EXERCISE DETAILS: Wherever the string "hesitate" appears in the listing, copy that line.

SUPPLIED RECORDS:
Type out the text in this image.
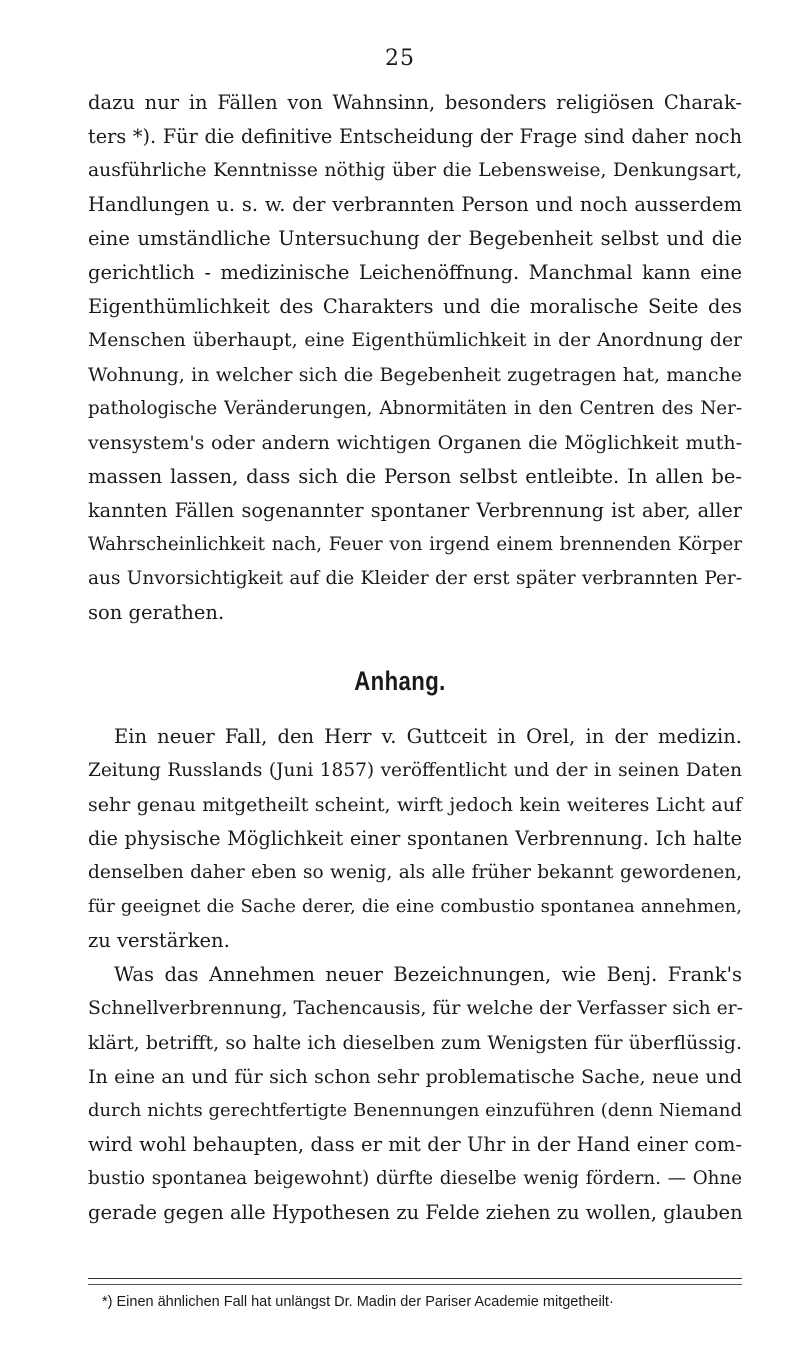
25
dazu nur in Fällen von Wahnsinn, besonders religiösen Charak-
ters *). Für die definitive Entscheidung der Frage sind daher noch
ausführliche Kenntnisse nöthig über die Lebensweise, Denkungsart,
Handlungen u. s. w. der verbrannten Person und noch ausserdem
eine umständliche Untersuchung der Begebenheit selbst und die
gerichtlich - medizinische Leichenöffnung. Manchmal kann eine
Eigenthümlichkeit des Charakters und die moralische Seite des
Menschen überhaupt, eine Eigenthümlichkeit in der Anordnung der
Wohnung, in welcher sich die Begebenheit zugetragen hat, manche
pathologische Veränderungen, Abnormitäten in den Centren des Ner-
vensystem's oder andern wichtigen Organen die Möglichkeit muth-
massen lassen, dass sich die Person selbst entleibte. In allen be-
kannten Fällen sogenannter spontaner Verbrennung ist aber, aller
Wahrscheinlichkeit nach, Feuer von irgend einem brennenden Körper
aus Unvorsichtigkeit auf die Kleider der erst später verbrannten Per-
son gerathen.
Anhang.
Ein neuer Fall, den Herr v. Guttceit in Orel, in der medizin.
Zeitung Russlands (Juni 1857) veröffentlicht und der in seinen Daten
sehr genau mitgetheilt scheint, wirft jedoch kein weiteres Licht auf
die physische Möglichkeit einer spontanen Verbrennung. Ich halte
denselben daher eben so wenig, als alle früher bekannt gewordenen,
für geeignet die Sache derer, die eine combustio spontanea annehmen,
zu verstärken.
Was das Annehmen neuer Bezeichnungen, wie Benj. Frank's
Schnellverbrennung, Tachencausis, für welche der Verfasser sich er-
klärt, betrifft, so halte ich dieselben zum Wenigsten für überflüssig.
In eine an und für sich schon sehr problematische Sache, neue und
durch nichts gerechtfertigte Benennungen einzuführen (denn Niemand
wird wohl behaupten, dass er mit der Uhr in der Hand einer com-
bustio spontanea beigewohnt) dürfte dieselbe wenig fördern. — Ohne
gerade gegen alle Hypothesen zu Felde ziehen zu wollen, glauben
*) Einen ähnlichen Fall hat unlängst Dr. Madin der Pariser Academie mitgetheilt·
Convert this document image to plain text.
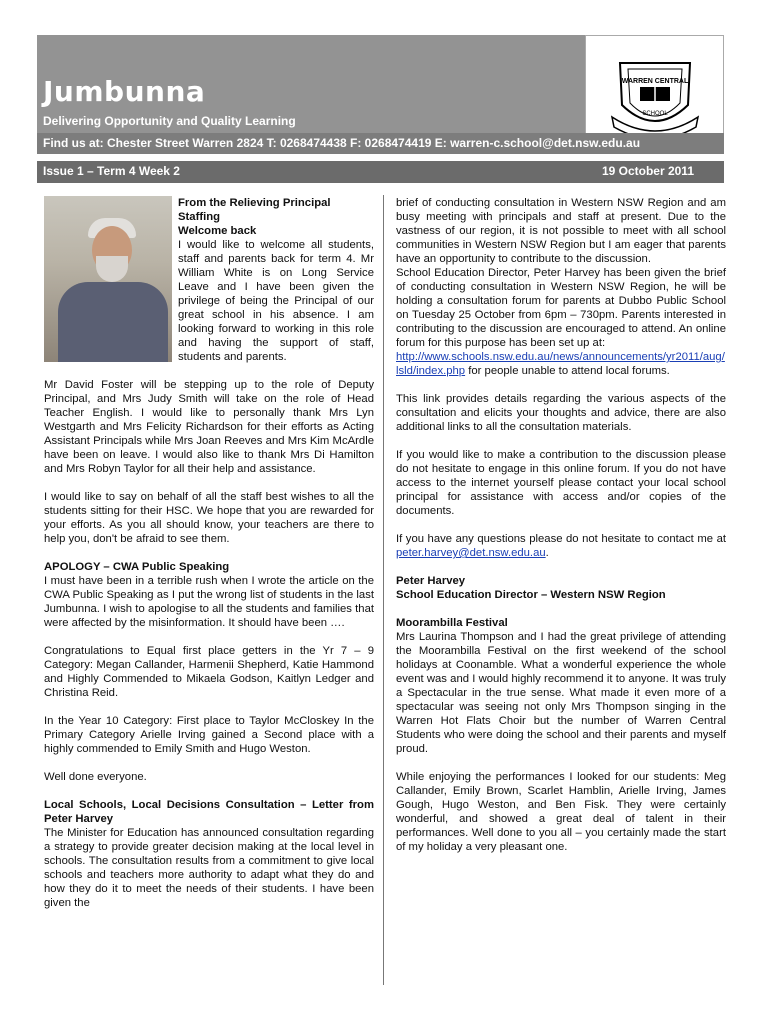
Jumbunna
Delivering Opportunity and Quality Learning
WARREN CENTRAL
SCHOOL
Find us at: Chester Street Warren 2824 T: 0268474438 F: 0268474419 E: warren-c.school@det.nsw.edu.au
Issue 1 – Term 4 Week 2	19 October 2011
From the Relieving Principal
Staffing
Welcome back

I would like to welcome all students, staff and parents back for term 4. Mr William White is on Long Service Leave and I have been given the privilege of being the Principal of our great school in his absence. I am looking forward to working in this role and having the support of staff, students and parents.

Mr David Foster will be stepping up to the role of Deputy Principal, and Mrs Judy Smith will take on the role of Head Teacher English. I would like to personally thank Mrs Lyn Westgarth and Mrs Felicity Richardson for their efforts as Acting Assistant Principals while Mrs Joan Reeves and Mrs Kim McArdle have been on leave. I would also like to thank Mrs Di Hamilton and Mrs Robyn Taylor for all their help and assistance.

I would like to say on behalf of all the staff best wishes to all the students sitting for their HSC. We hope that you are rewarded for your efforts. As you all should know, your teachers are there to help you, don't be afraid to see them.

APOLOGY – CWA Public Speaking

I must have been in a terrible rush when I wrote the article on the CWA Public Speaking as I put the wrong list of students in the last Jumbunna. I wish to apologise to all the students and families that were affected by the misinformation. It should have been ….

Congratulations to Equal first place getters in the Yr 7 – 9 Category: Megan Callander, Harmenii Shepherd, Katie Hammond and Highly Commended to Mikaela Godson, Kaitlyn Ledger and Christina Reid.

In the Year 10 Category: First place to Taylor McCloskey In the Primary Category Arielle Irving gained a Second place with a highly commended to Emily Smith and Hugo Weston.

Well done everyone.

Local Schools, Local Decisions Consultation – Letter from Peter Harvey

The Minister for Education has announced consultation regarding a strategy to provide greater decision making at the local level in schools. The consultation results from a commitment to give local schools and teachers more authority to adapt what they do and how they do it to meet the needs of their students. I have been given the

brief of conducting consultation in Western NSW Region and am busy meeting with principals and staff at present. Due to the vastness of our region, it is not possible to meet with all school communities in Western NSW Region but I am eager that parents have an opportunity to contribute to the discussion.

School Education Director, Peter Harvey has been given the brief of conducting consultation in Western NSW Region, he will be holding a consultation forum for parents at Dubbo Public School on Tuesday 25 October from 6pm – 730pm. Parents interested in contributing to the discussion are encouraged to attend. An online forum for this purpose has been set up at:

http://www.schools.nsw.edu.au/news/announcements/yr2011/aug/lsld/index.php for people unable to attend local forums.

This link provides details regarding the various aspects of the consultation and elicits your thoughts and advice, there are also additional links to all the consultation materials.

If you would like to make a contribution to the discussion please do not hesitate to engage in this online forum. If you do not have access to the internet yourself please contact your local school principal for assistance with access and/or copies of the documents.

If you have any questions please do not hesitate to contact me at peter.harvey@det.nsw.edu.au.

Peter Harvey

School Education Director – Western NSW Region

Moorambilla Festival

Mrs Laurina Thompson and I had the great privilege of attending the Moorambilla Festival on the first weekend of the school holidays at Coonamble. What a wonderful experience the whole event was and I would highly recommend it to anyone. It was truly a Spectacular in the true sense. What made it even more of a spectacular was seeing not only Mrs Thompson singing in the Warren Hot Flats Choir but the number of Warren Central Students who were doing the school and their parents and myself proud.

While enjoying the performances I looked for our students: Meg Callander, Emily Brown, Scarlet Hamblin, Arielle Irving, James Gough, Hugo Weston, and Ben Fisk. They were certainly wonderful, and showed a great deal of talent in their performances. Well done to you all – you certainly made the start of my holiday a very pleasant one.
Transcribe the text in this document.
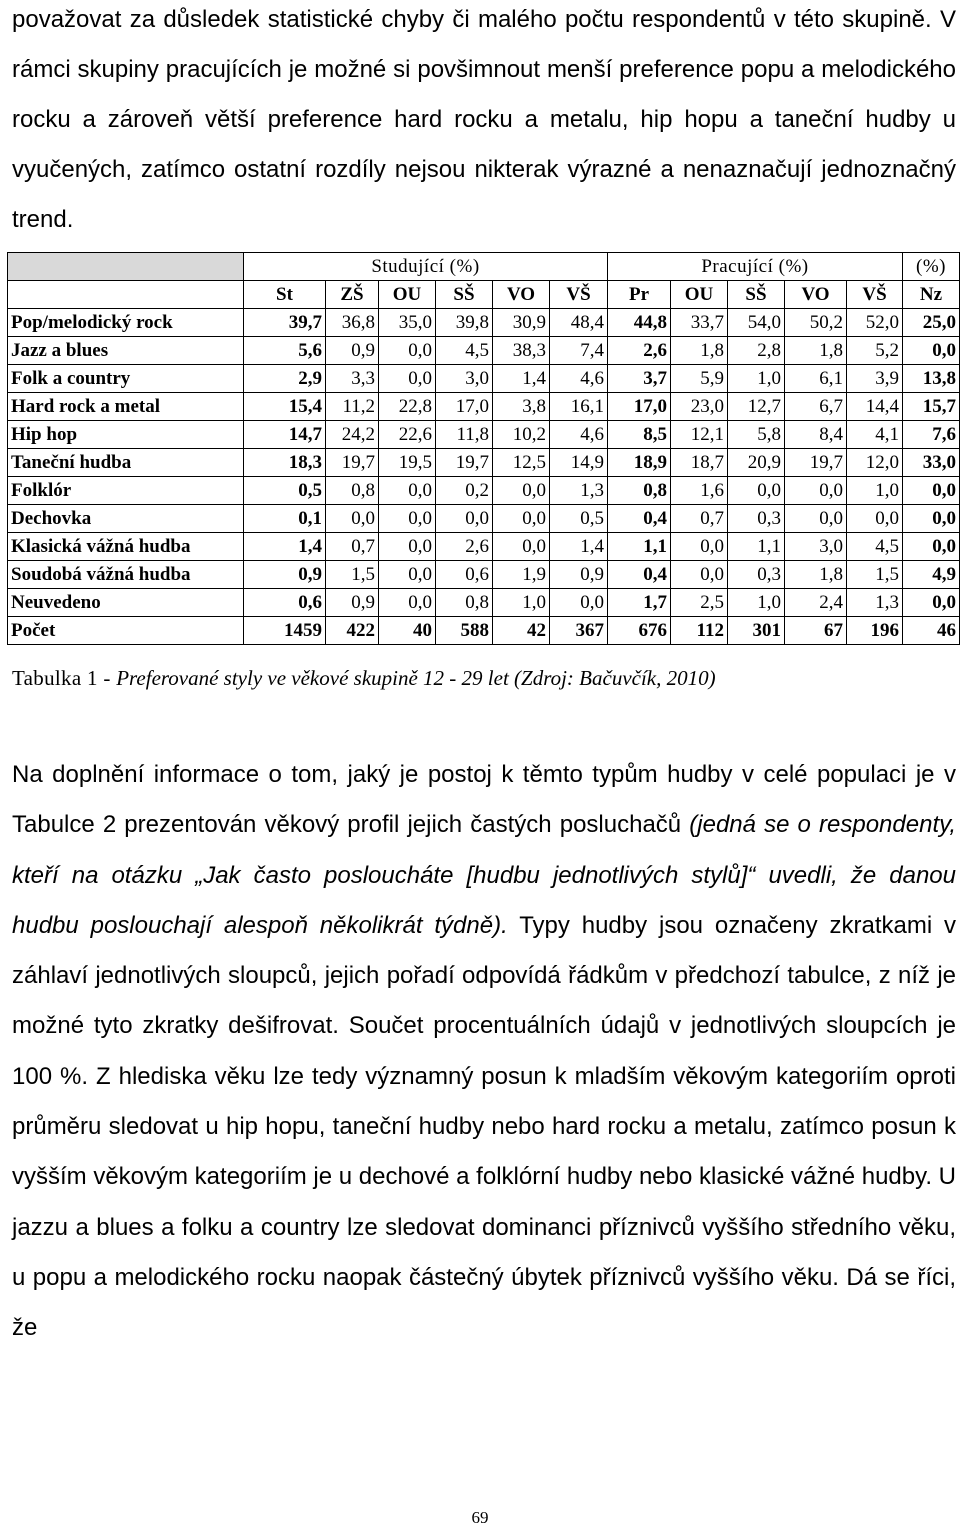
považovat za důsledek statistické chyby či malého počtu respondentů v této skupině. V rámci skupiny pracujících je možné si povšimnout menší preference popu a melodického rocku a zároveň větší preference hard rocku a metalu, hip hopu a taneční hudby u vyučených, zatímco ostatní rozdíly nejsou nikterak výrazné a nenaznačují jednoznačný trend.

	Studující (%)						Pracující (%)					(%)
	St	ZŠ	OU	SŠ	VO	VŠ	Pr	OU	SŠ	VO	VŠ	Nz
Pop/melodický rock	39,7	36,8	35,0	39,8	30,9	48,4	44,8	33,7	54,0	50,2	52,0	25,0
Jazz a blues	5,6	0,9	0,0	4,5	38,3	7,4	2,6	1,8	2,8	1,8	5,2	0,0
Folk a country	2,9	3,3	0,0	3,0	1,4	4,6	3,7	5,9	1,0	6,1	3,9	13,8
Hard rock a metal	15,4	11,2	22,8	17,0	3,8	16,1	17,0	23,0	12,7	6,7	14,4	15,7
Hip hop	14,7	24,2	22,6	11,8	10,2	4,6	8,5	12,1	5,8	8,4	4,1	7,6
Taneční hudba	18,3	19,7	19,5	19,7	12,5	14,9	18,9	18,7	20,9	19,7	12,0	33,0
Folklór	0,5	0,8	0,0	0,2	0,0	1,3	0,8	1,6	0,0	0,0	1,0	0,0
Dechovka	0,1	0,0	0,0	0,0	0,0	0,5	0,4	0,7	0,3	0,0	0,0	0,0
Klasická vážná hudba	1,4	0,7	0,0	2,6	0,0	1,4	1,1	0,0	1,1	3,0	4,5	0,0
Soudobá vážná hudba	0,9	1,5	0,0	0,6	1,9	0,9	0,4	0,0	0,3	1,8	1,5	4,9
Neuvedeno	0,6	0,9	0,0	0,8	1,0	0,0	1,7	2,5	1,0	2,4	1,3	0,0
Počet	1459	422	40	588	42	367	676	112	301	67	196	46
Tabulka 1 - Preferované styly ve věkové skupině 12 - 29 let (Zdroj: Bačuvčík, 2010)

Na doplnění informace o tom, jaký je postoj k těmto typům hudby v celé populaci je v Tabulce 2 prezentován věkový profil jejich častých posluchačů (jedná se o respondenty, kteří na otázku „Jak často posloucháte [hudbu jednotlivých stylů]“ uvedli, že danou hudbu poslouchají alespoň několikrát týdně). Typy hudby jsou označeny zkratkami v záhlaví jednotlivých sloupců, jejich pořadí odpovídá řádkům v předchozí tabulce, z níž je možné tyto zkratky dešifrovat. Součet procentuálních údajů v jednotlivých sloupcích je 100 %. Z hlediska věku lze tedy významný posun k mladším věkovým kategoriím oproti průměru sledovat u hip hopu, taneční hudby nebo hard rocku a metalu, zatímco posun k vyšším věkovým kategoriím je u dechové a folklórní hudby nebo klasické vážné hudby. U jazzu a blues a folku a country lze sledovat dominanci příznivců vyššího středního věku, u popu a melodického rocku naopak částečný úbytek příznivců vyššího věku. Dá se říci, že

69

FINISHED TASK:
If you would like to make a contribution to the discussion please do not hesitate to engage in this online forum. If you do not have access to the internet yourself please contact your local school principal for assistance with access and/or copies of the documents.
If you have any questions please do not hesitate to contact me at peter.harvey@det.nsw.edu.au.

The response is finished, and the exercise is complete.